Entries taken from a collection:

----

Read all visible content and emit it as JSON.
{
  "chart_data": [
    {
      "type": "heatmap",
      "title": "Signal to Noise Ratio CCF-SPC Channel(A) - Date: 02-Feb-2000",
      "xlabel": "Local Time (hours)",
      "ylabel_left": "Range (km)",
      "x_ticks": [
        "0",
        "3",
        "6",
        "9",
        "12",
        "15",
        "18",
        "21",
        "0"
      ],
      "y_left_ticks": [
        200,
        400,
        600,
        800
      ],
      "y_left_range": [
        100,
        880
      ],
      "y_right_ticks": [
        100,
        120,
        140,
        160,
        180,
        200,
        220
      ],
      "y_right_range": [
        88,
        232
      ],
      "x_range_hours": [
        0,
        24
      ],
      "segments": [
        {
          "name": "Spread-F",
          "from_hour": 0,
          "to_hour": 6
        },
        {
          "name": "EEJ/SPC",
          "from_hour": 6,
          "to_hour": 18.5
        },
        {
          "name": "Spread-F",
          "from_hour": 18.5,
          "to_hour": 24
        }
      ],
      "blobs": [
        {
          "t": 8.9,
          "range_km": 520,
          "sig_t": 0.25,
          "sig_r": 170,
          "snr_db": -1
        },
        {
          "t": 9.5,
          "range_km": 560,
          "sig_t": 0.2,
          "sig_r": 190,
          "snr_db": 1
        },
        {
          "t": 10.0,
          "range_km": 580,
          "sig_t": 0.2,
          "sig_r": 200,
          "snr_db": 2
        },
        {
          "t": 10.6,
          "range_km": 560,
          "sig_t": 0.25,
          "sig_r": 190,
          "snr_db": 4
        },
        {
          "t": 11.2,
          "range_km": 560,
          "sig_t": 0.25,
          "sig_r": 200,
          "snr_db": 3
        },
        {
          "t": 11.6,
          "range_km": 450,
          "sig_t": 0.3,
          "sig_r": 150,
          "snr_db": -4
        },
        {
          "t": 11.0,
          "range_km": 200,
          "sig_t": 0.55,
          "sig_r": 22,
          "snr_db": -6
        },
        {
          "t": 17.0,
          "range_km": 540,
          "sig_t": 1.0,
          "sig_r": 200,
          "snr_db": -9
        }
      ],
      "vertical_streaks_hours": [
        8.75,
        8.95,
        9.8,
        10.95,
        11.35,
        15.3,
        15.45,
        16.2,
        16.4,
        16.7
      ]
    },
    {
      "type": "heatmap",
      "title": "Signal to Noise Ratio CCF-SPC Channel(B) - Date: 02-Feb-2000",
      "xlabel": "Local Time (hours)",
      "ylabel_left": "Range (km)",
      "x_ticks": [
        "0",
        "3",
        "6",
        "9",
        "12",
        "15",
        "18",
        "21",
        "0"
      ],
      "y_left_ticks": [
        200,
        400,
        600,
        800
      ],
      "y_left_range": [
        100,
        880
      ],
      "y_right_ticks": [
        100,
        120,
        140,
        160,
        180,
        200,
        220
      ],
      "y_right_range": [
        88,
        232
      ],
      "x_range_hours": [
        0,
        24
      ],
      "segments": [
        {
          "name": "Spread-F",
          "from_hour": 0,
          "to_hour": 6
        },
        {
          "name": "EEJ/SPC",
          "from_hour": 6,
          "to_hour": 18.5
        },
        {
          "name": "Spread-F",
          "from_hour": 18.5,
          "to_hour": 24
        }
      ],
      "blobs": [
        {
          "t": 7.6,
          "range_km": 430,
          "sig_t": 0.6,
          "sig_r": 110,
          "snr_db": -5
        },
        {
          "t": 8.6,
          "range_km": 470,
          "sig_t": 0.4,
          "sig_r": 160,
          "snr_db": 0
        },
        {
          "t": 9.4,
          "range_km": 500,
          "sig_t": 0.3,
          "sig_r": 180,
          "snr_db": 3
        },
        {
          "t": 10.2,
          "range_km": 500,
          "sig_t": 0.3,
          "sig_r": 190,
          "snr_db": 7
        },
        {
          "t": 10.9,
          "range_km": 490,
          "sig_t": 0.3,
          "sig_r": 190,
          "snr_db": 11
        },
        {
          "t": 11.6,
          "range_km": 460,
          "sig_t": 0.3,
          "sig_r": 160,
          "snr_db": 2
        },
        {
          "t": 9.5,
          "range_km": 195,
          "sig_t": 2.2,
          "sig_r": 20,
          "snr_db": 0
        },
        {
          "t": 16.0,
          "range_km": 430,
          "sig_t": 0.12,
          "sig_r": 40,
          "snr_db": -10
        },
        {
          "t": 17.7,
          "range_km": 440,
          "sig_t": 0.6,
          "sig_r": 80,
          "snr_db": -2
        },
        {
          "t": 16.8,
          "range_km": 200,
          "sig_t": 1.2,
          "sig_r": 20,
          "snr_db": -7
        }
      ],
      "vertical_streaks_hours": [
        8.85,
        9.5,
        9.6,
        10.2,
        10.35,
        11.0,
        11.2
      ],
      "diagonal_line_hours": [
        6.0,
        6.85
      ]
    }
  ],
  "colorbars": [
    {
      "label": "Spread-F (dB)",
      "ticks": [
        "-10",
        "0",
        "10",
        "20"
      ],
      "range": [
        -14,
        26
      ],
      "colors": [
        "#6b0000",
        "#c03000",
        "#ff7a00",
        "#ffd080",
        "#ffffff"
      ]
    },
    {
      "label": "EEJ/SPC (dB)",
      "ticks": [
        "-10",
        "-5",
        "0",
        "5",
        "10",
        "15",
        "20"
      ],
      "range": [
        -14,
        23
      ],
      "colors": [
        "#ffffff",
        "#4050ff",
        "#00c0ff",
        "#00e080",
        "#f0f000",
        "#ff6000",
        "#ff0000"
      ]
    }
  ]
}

----

## What needs to be done:
List each line of the entries that holds the string "Noise".

## Result below:
      "title": "Signal to Noise Ratio CCF-SPC Channel(A) - Date: 02-Feb-2000",
      "title": "Signal to Noise Ratio CCF-SPC Channel(B) - Date: 02-Feb-2000",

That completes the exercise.